Exercise description:
Please reproduce every record, keeping each one exactly as written.

[Extracted records]
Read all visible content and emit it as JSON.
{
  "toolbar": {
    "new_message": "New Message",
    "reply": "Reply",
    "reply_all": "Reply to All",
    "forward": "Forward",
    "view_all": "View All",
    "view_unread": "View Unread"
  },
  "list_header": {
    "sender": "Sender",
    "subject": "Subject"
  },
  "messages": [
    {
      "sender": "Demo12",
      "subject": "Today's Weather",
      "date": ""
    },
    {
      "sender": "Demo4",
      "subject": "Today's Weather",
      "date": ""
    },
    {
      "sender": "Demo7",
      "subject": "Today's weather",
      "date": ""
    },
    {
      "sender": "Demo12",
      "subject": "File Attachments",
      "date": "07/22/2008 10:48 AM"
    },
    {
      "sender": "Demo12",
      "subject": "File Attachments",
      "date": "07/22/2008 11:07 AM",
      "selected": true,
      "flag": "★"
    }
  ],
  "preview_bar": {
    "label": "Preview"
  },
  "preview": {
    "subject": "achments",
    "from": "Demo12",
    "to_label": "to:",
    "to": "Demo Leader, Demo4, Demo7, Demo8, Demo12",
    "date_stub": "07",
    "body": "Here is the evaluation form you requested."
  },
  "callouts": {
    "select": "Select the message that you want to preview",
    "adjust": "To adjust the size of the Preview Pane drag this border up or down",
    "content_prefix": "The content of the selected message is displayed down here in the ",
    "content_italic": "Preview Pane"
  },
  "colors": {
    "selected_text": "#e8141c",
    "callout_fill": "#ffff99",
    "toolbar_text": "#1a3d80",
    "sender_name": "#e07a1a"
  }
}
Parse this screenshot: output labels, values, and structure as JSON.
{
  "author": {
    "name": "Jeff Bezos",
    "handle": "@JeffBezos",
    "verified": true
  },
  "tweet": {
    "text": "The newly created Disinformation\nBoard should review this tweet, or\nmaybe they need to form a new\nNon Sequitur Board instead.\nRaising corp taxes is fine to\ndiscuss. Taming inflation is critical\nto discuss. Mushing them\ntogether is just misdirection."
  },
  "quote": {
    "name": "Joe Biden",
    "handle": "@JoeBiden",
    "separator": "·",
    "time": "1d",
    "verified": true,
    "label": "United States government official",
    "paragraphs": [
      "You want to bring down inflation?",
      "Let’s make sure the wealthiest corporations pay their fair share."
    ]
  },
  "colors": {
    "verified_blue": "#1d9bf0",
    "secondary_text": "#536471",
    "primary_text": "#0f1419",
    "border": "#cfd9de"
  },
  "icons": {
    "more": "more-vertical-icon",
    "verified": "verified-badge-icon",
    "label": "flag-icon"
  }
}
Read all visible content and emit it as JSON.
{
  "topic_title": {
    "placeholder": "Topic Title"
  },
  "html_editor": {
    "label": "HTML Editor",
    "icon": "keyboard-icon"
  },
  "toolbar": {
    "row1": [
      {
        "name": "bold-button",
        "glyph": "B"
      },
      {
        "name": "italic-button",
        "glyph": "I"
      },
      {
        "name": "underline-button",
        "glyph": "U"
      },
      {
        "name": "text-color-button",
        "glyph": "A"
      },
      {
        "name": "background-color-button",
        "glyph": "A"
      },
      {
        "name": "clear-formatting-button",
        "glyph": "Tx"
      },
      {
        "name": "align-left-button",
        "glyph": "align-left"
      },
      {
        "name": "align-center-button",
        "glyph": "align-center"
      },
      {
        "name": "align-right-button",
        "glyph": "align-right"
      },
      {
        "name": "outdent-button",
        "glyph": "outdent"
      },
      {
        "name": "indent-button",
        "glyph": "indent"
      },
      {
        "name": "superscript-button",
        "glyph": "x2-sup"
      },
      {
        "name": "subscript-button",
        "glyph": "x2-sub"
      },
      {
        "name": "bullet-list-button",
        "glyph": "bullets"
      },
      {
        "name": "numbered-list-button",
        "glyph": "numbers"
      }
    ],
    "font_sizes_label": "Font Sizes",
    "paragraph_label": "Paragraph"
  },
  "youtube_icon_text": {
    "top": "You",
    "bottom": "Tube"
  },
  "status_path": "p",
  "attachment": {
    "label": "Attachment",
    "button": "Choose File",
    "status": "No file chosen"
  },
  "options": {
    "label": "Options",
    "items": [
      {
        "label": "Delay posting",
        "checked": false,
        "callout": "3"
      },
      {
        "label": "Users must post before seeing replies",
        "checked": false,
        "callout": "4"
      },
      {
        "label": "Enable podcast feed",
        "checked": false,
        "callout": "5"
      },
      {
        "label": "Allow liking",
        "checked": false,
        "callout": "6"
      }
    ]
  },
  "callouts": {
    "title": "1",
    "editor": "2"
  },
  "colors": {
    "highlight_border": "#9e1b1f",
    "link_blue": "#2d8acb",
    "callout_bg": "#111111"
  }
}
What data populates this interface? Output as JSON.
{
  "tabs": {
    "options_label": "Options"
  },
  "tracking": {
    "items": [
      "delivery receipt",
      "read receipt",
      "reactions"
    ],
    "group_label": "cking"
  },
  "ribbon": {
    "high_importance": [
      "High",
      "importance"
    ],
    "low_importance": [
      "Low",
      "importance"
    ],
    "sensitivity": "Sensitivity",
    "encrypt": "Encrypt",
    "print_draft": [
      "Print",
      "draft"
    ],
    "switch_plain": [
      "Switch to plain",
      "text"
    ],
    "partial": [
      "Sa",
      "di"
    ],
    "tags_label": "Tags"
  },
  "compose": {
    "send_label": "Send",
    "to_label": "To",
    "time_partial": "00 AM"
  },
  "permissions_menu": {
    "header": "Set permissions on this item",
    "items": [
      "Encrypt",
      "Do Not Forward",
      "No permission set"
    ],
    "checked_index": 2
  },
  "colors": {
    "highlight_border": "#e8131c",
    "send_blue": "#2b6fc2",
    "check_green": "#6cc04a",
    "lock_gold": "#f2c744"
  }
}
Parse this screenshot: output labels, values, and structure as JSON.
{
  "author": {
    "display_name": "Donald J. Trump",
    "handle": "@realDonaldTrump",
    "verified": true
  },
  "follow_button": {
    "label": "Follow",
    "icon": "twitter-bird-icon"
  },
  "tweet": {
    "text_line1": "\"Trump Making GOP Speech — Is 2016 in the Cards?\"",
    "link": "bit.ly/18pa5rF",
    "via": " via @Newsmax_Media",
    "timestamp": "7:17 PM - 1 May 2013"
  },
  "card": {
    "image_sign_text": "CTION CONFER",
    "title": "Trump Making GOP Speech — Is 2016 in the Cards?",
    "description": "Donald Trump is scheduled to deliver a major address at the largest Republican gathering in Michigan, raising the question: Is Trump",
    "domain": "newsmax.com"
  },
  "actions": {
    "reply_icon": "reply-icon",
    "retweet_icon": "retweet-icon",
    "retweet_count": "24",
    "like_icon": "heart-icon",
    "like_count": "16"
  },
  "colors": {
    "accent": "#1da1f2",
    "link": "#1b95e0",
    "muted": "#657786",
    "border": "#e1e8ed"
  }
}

Exercise output:
Read all visible content and emit it as JSON.
{
  "toolbar": {
    "new_message": "New Message",
    "reply": "Reply",
    "reply_all": "Reply to All",
    "forward": "Forward",
    "view_all": "View All",
    "view_unread": "View Unread"
  },
  "list_header": {
    "sender": "Sender",
    "subject": "Subject"
  },
  "messages": [
    {
      "sender": "Demo12",
      "subject": "Today's Weather",
      "date": ""
    },
    {
      "sender": "Demo4",
      "subject": "Today's Weather",
      "date": ""
    },
    {
      "sender": "Demo7",
      "subject": "Today's weather",
      "date": ""
    },
    {
      "sender": "Demo12",
      "subject": "File Attachments",
      "date": "07/22/2008 10:48 AM"
    },
    {
      "sender": "Demo12",
      "subject": "File Attachments",
      "date": "07/22/2008 11:07 AM",
      "selected": true,
      "flag": "★"
    }
  ],
  "preview_bar": {
    "label": "Preview"
  },
  "preview": {
    "subject": "achments",
    "from": "Demo12",
    "to_label": "to:",
    "to": "Demo Leader, Demo4, Demo7, Demo8, Demo12",
    "date_stub": "07",
    "body": "Here is the evaluation form you requested."
  },
  "callouts": {
    "select": "Select the message that you want to preview",
    "adjust": "To adjust the size of the Preview Pane drag this border up or down",
    "content_prefix": "The content of the selected message is displayed down here in the ",
    "content_italic": "Preview Pane"
  },
  "colors": {
    "selected_text": "#e8141c",
    "callout_fill": "#ffff99",
    "toolbar_text": "#1a3d80",
    "sender_name": "#e07a1a"
  }
}
Parse this screenshot: output labels, values, and structure as JSON.
{
  "author": {
    "name": "Jeff Bezos",
    "handle": "@JeffBezos",
    "verified": true
  },
  "tweet": {
    "text": "The newly created Disinformation\nBoard should review this tweet, or\nmaybe they need to form a new\nNon Sequitur Board instead.\nRaising corp taxes is fine to\ndiscuss. Taming inflation is critical\nto discuss. Mushing them\ntogether is just misdirection."
  },
  "quote": {
    "name": "Joe Biden",
    "handle": "@JoeBiden",
    "separator": "·",
    "time": "1d",
    "verified": true,
    "label": "United States government official",
    "paragraphs": [
      "You want to bring down inflation?",
      "Let’s make sure the wealthiest corporations pay their fair share."
    ]
  },
  "colors": {
    "verified_blue": "#1d9bf0",
    "secondary_text": "#536471",
    "primary_text": "#0f1419",
    "border": "#cfd9de"
  },
  "icons": {
    "more": "more-vertical-icon",
    "verified": "verified-badge-icon",
    "label": "flag-icon"
  }
}
Read all visible content and emit it as JSON.
{
  "topic_title": {
    "placeholder": "Topic Title"
  },
  "html_editor": {
    "label": "HTML Editor",
    "icon": "keyboard-icon"
  },
  "toolbar": {
    "row1": [
      {
        "name": "bold-button",
        "glyph": "B"
      },
      {
        "name": "italic-button",
        "glyph": "I"
      },
      {
        "name": "underline-button",
        "glyph": "U"
      },
      {
        "name": "text-color-button",
        "glyph": "A"
      },
      {
        "name": "background-color-button",
        "glyph": "A"
      },
      {
        "name": "clear-formatting-button",
        "glyph": "Tx"
      },
      {
        "name": "align-left-button",
        "glyph": "align-left"
      },
      {
        "name": "align-center-button",
        "glyph": "align-center"
      },
      {
        "name": "align-right-button",
        "glyph": "align-right"
      },
      {
        "name": "outdent-button",
        "glyph": "outdent"
      },
      {
        "name": "indent-button",
        "glyph": "indent"
      },
      {
        "name": "superscript-button",
        "glyph": "x2-sup"
      },
      {
        "name": "subscript-button",
        "glyph": "x2-sub"
      },
      {
        "name": "bullet-list-button",
        "glyph": "bullets"
      },
      {
        "name": "numbered-list-button",
        "glyph": "numbers"
      }
    ],
    "font_sizes_label": "Font Sizes",
    "paragraph_label": "Paragraph"
  },
  "youtube_icon_text": {
    "top": "You",
    "bottom": "Tube"
  },
  "status_path": "p",
  "attachment": {
    "label": "Attachment",
    "button": "Choose File",
    "status": "No file chosen"
  },
  "options": {
    "label": "Options",
    "items": [
      {
        "label": "Delay posting",
        "checked": false,
        "callout": "3"
      },
      {
        "label": "Users must post before seeing replies",
        "checked": false,
        "callout": "4"
      },
      {
        "label": "Enable podcast feed",
        "checked": false,
        "callout": "5"
      },
      {
        "label": "Allow liking",
        "checked": false,
        "callout": "6"
      }
    ]
  },
  "callouts": {
    "title": "1",
    "editor": "2"
  },
  "colors": {
    "highlight_border": "#9e1b1f",
    "link_blue": "#2d8acb",
    "callout_bg": "#111111"
  }
}
What data populates this interface? Output as JSON.
{
  "tabs": {
    "options_label": "Options"
  },
  "tracking": {
    "items": [
      "delivery receipt",
      "read receipt",
      "reactions"
    ],
    "group_label": "cking"
  },
  "ribbon": {
    "high_importance": [
      "High",
      "importance"
    ],
    "low_importance": [
      "Low",
      "importance"
    ],
    "sensitivity": "Sensitivity",
    "encrypt": "Encrypt",
    "print_draft": [
      "Print",
      "draft"
    ],
    "switch_plain": [
      "Switch to plain",
      "text"
    ],
    "partial": [
      "Sa",
      "di"
    ],
    "tags_label": "Tags"
  },
  "compose": {
    "send_label": "Send",
    "to_label": "To",
    "time_partial": "00 AM"
  },
  "permissions_menu": {
    "header": "Set permissions on this item",
    "items": [
      "Encrypt",
      "Do Not Forward",
      "No permission set"
    ],
    "checked_index": 2
  },
  "colors": {
    "highlight_border": "#e8131c",
    "send_blue": "#2b6fc2",
    "check_green": "#6cc04a",
    "lock_gold": "#f2c744"
  }
}
Parse this screenshot: output labels, values, and structure as JSON.
{
  "author": {
    "display_name": "Donald J. Trump",
    "handle": "@realDonaldTrump",
    "verified": true
  },
  "follow_button": {
    "label": "Follow",
    "icon": "twitter-bird-icon"
  },
  "tweet": {
    "text_line1": "\"Trump Making GOP Speech — Is 2016 in the Cards?\"",
    "link": "bit.ly/18pa5rF",
    "via": " via @Newsmax_Media",
    "timestamp": "7:17 PM - 1 May 2013"
  },
  "card": {
    "image_sign_text": "CTION CONFER",
    "title": "Trump Making GOP Speech — Is 2016 in the Cards?",
    "description": "Donald Trump is scheduled to deliver a major address at the largest Republican gathering in Michigan, raising the question: Is Trump",
    "domain": "newsmax.com"
  },
  "actions": {
    "reply_icon": "reply-icon",
    "retweet_icon": "retweet-icon",
    "retweet_count": "24",
    "like_icon": "heart-icon",
    "like_count": "16"
  },
  "colors": {
    "accent": "#1da1f2",
    "link": "#1b95e0",
    "muted": "#657786",
    "border": "#e1e8ed"
  }
}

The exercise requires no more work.